▸ **Supplied material**

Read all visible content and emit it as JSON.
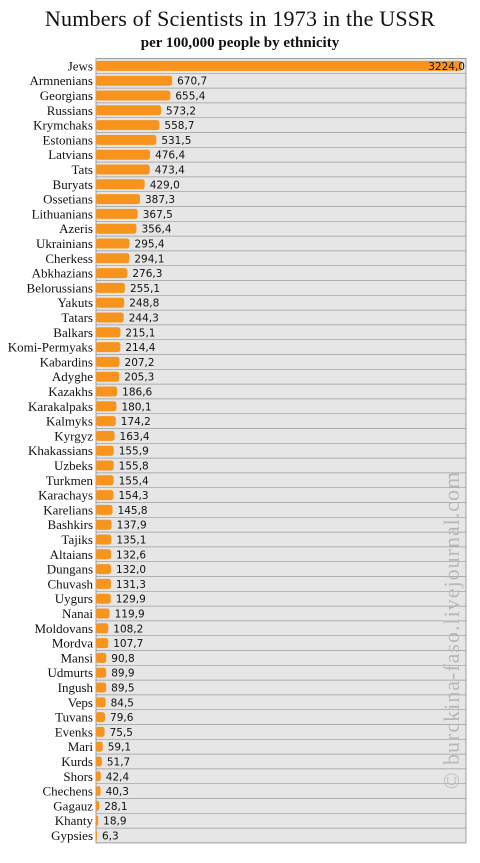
{
  "chart_data": {
    "type": "bar",
    "orientation": "horizontal",
    "title": "Numbers of Scientists in 1973 in the USSR",
    "subtitle": "per 100,000 people by ethnicity",
    "categories": [
      "Jews",
      "Armnenians",
      "Georgians",
      "Russians",
      "Krymchaks",
      "Estonians",
      "Latvians",
      "Tats",
      "Buryats",
      "Ossetians",
      "Lithuanians",
      "Azeris",
      "Ukrainians",
      "Cherkess",
      "Abkhazians",
      "Belorussians",
      "Yakuts",
      "Tatars",
      "Balkars",
      "Komi-Permyaks",
      "Kabardins",
      "Adyghe",
      "Kazakhs",
      "Karakalpaks",
      "Kalmyks",
      "Kyrgyz",
      "Khakassians",
      "Uzbeks",
      "Turkmen",
      "Karachays",
      "Karelians",
      "Bashkirs",
      "Tajiks",
      "Altaians",
      "Dungans",
      "Chuvash",
      "Uygurs",
      "Nanai",
      "Moldovans",
      "Mordva",
      "Mansi",
      "Udmurts",
      "Ingush",
      "Veps",
      "Tuvans",
      "Evenks",
      "Mari",
      "Kurds",
      "Shors",
      "Chechens",
      "Gagauz",
      "Khanty",
      "Gypsies"
    ],
    "values": [
      3224.0,
      670.7,
      655.4,
      573.2,
      558.7,
      531.5,
      476.4,
      473.4,
      429.0,
      387.3,
      367.5,
      356.4,
      295.4,
      294.1,
      276.3,
      255.1,
      248.8,
      244.3,
      215.1,
      214.4,
      207.2,
      205.3,
      186.6,
      180.1,
      174.2,
      163.4,
      155.9,
      155.8,
      155.4,
      154.3,
      145.8,
      137.9,
      135.1,
      132.6,
      132.0,
      131.3,
      129.9,
      119.9,
      108.2,
      107.7,
      90.8,
      89.9,
      89.5,
      84.5,
      79.6,
      75.5,
      59.1,
      51.7,
      42.4,
      40.3,
      28.1,
      18.9,
      6.3
    ],
    "value_labels": [
      "3224,0",
      "670,7",
      "655,4",
      "573,2",
      "558,7",
      "531,5",
      "476,4",
      "473,4",
      "429,0",
      "387,3",
      "367,5",
      "356,4",
      "295,4",
      "294,1",
      "276,3",
      "255,1",
      "248,8",
      "244,3",
      "215,1",
      "214,4",
      "207,2",
      "205,3",
      "186,6",
      "180,1",
      "174,2",
      "163,4",
      "155,9",
      "155,8",
      "155,4",
      "154,3",
      "145,8",
      "137,9",
      "135,1",
      "132,6",
      "132,0",
      "131,3",
      "129,9",
      "119,9",
      "108,2",
      "107,7",
      "90,8",
      "89,9",
      "89,5",
      "84,5",
      "79,6",
      "75,5",
      "59,1",
      "51,7",
      "42,4",
      "40,3",
      "28,1",
      "18,9",
      "6,3"
    ],
    "xlim": [
      0,
      3260
    ],
    "grid": true,
    "bar_color": "#f7941d",
    "plot_background": "#e6e6e6",
    "gridline_color": "#9a9a9a"
  },
  "watermark": "© burckina-faso.livejournal.com"
}
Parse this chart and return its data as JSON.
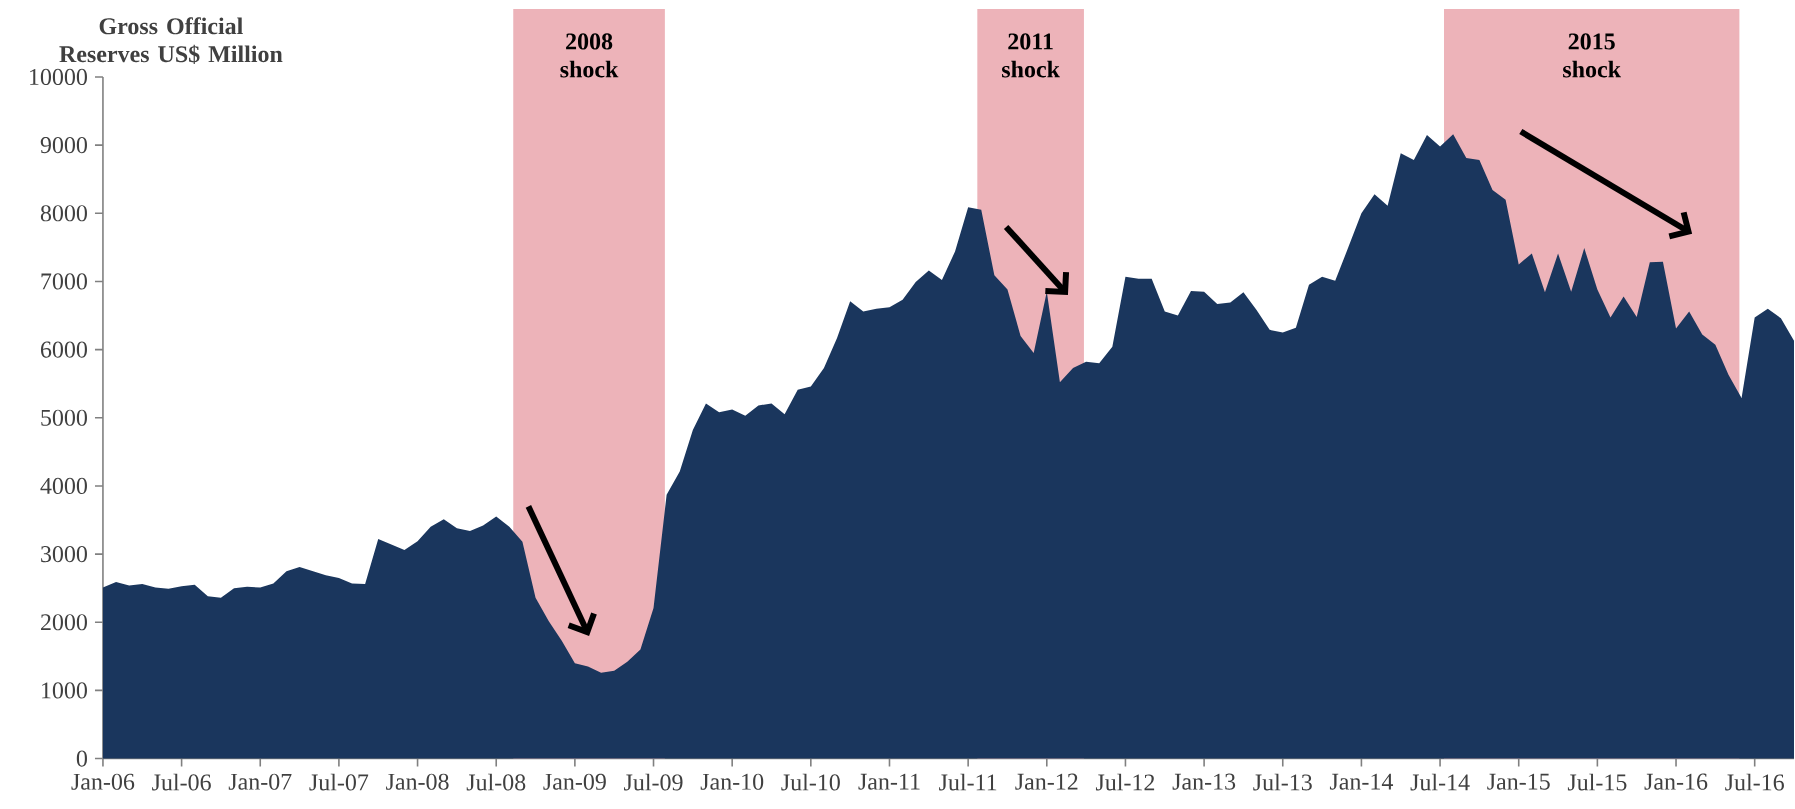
{
  "chart_data": {
    "type": "area",
    "ylabel": "Gross Official Reserves US$ Million",
    "color": "#1a365d",
    "x": [
      "2006-01",
      "2006-02",
      "2006-03",
      "2006-04",
      "2006-05",
      "2006-06",
      "2006-07",
      "2006-08",
      "2006-09",
      "2006-10",
      "2006-11",
      "2006-12",
      "2007-01",
      "2007-02",
      "2007-03",
      "2007-04",
      "2007-05",
      "2007-06",
      "2007-07",
      "2007-08",
      "2007-09",
      "2007-10",
      "2007-11",
      "2007-12",
      "2008-01",
      "2008-02",
      "2008-03",
      "2008-04",
      "2008-05",
      "2008-06",
      "2008-07",
      "2008-08",
      "2008-09",
      "2008-10",
      "2008-11",
      "2008-12",
      "2009-01",
      "2009-02",
      "2009-03",
      "2009-04",
      "2009-05",
      "2009-06",
      "2009-07",
      "2009-08",
      "2009-09",
      "2009-10",
      "2009-11",
      "2009-12",
      "2010-01",
      "2010-02",
      "2010-03",
      "2010-04",
      "2010-05",
      "2010-06",
      "2010-07",
      "2010-08",
      "2010-09",
      "2010-10",
      "2010-11",
      "2010-12",
      "2011-01",
      "2011-02",
      "2011-03",
      "2011-04",
      "2011-05",
      "2011-06",
      "2011-07",
      "2011-08",
      "2011-09",
      "2011-10",
      "2011-11",
      "2011-12",
      "2012-01",
      "2012-02",
      "2012-03",
      "2012-04",
      "2012-05",
      "2012-06",
      "2012-07",
      "2012-08",
      "2012-09",
      "2012-10",
      "2012-11",
      "2012-12",
      "2013-01",
      "2013-02",
      "2013-03",
      "2013-04",
      "2013-05",
      "2013-06",
      "2013-07",
      "2013-08",
      "2013-09",
      "2013-10",
      "2013-11",
      "2013-12",
      "2014-01",
      "2014-02",
      "2014-03",
      "2014-04",
      "2014-05",
      "2014-06",
      "2014-07",
      "2014-08",
      "2014-09",
      "2014-10",
      "2014-11",
      "2014-12",
      "2015-01",
      "2015-02",
      "2015-03",
      "2015-04",
      "2015-05",
      "2015-06",
      "2015-07",
      "2015-08",
      "2015-09",
      "2015-10",
      "2015-11",
      "2015-12",
      "2016-01",
      "2016-02",
      "2016-03",
      "2016-04",
      "2016-05",
      "2016-06",
      "2016-07",
      "2016-08",
      "2016-09",
      "2016-10"
    ],
    "values": [
      2510,
      2590,
      2540,
      2560,
      2510,
      2490,
      2530,
      2550,
      2380,
      2360,
      2500,
      2520,
      2510,
      2570,
      2750,
      2810,
      2750,
      2690,
      2650,
      2570,
      2560,
      3220,
      3140,
      3060,
      3190,
      3400,
      3510,
      3380,
      3340,
      3420,
      3550,
      3400,
      3180,
      2360,
      2020,
      1730,
      1400,
      1350,
      1260,
      1290,
      1420,
      1600,
      2210,
      3870,
      4210,
      4820,
      5210,
      5080,
      5120,
      5030,
      5180,
      5210,
      5050,
      5410,
      5460,
      5730,
      6170,
      6710,
      6560,
      6600,
      6620,
      6730,
      6990,
      7160,
      7020,
      7440,
      8090,
      8050,
      7090,
      6880,
      6200,
      5950,
      6850,
      5520,
      5730,
      5820,
      5800,
      6040,
      7070,
      7040,
      7040,
      6560,
      6500,
      6860,
      6850,
      6670,
      6690,
      6840,
      6580,
      6290,
      6250,
      6320,
      6950,
      7070,
      7010,
      7500,
      8000,
      8280,
      8110,
      8880,
      8780,
      9150,
      8980,
      9160,
      8810,
      8780,
      8340,
      8200,
      7250,
      7410,
      6840,
      7410,
      6850,
      7490,
      6880,
      6470,
      6780,
      6480,
      7280,
      7290,
      6310,
      6560,
      6220,
      6070,
      5630,
      5290,
      6470,
      6600,
      6460,
      6130
    ],
    "xlim": [
      "2006-01",
      "2016-10"
    ],
    "ylim": [
      0,
      10000
    ],
    "yticks": [
      0,
      1000,
      2000,
      3000,
      4000,
      5000,
      6000,
      7000,
      8000,
      9000,
      10000
    ],
    "xticks": [
      {
        "value": "2006-01",
        "label": "Jan-06"
      },
      {
        "value": "2006-07",
        "label": "Jul-06"
      },
      {
        "value": "2007-01",
        "label": "Jan-07"
      },
      {
        "value": "2007-07",
        "label": "Jul-07"
      },
      {
        "value": "2008-01",
        "label": "Jan-08"
      },
      {
        "value": "2008-07",
        "label": "Jul-08"
      },
      {
        "value": "2009-01",
        "label": "Jan-09"
      },
      {
        "value": "2009-07",
        "label": "Jul-09"
      },
      {
        "value": "2010-01",
        "label": "Jan-10"
      },
      {
        "value": "2010-07",
        "label": "Jul-10"
      },
      {
        "value": "2011-01",
        "label": "Jan-11"
      },
      {
        "value": "2011-07",
        "label": "Jul-11"
      },
      {
        "value": "2012-01",
        "label": "Jan-12"
      },
      {
        "value": "2012-07",
        "label": "Jul-12"
      },
      {
        "value": "2013-01",
        "label": "Jan-13"
      },
      {
        "value": "2013-07",
        "label": "Jul-13"
      },
      {
        "value": "2014-01",
        "label": "Jan-14"
      },
      {
        "value": "2014-07",
        "label": "Jul-14"
      },
      {
        "value": "2015-01",
        "label": "Jan-15"
      },
      {
        "value": "2015-07",
        "label": "Jul-15"
      },
      {
        "value": "2016-01",
        "label": "Jan-16"
      },
      {
        "value": "2016-07",
        "label": "Jul-16"
      }
    ],
    "bands": [
      {
        "axis": "x",
        "from": "2008-08-10",
        "to": "2009-07-27",
        "label": "2008 shock",
        "color": "#edb3b9"
      },
      {
        "axis": "x",
        "from": "2011-07-22",
        "to": "2012-03-26",
        "label": "2011 shock",
        "color": "#edb3b9"
      },
      {
        "axis": "x",
        "from": "2014-07-10",
        "to": "2016-05-26",
        "label": "2015 shock",
        "color": "#edb3b9"
      }
    ]
  }
}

▸ **Problem statement**
Which lines above contain "from"? Show each of them.

▸ **Result below**
        "from": "2008-08-10",
        "from": "2011-07-22",
        "from": "2014-07-10",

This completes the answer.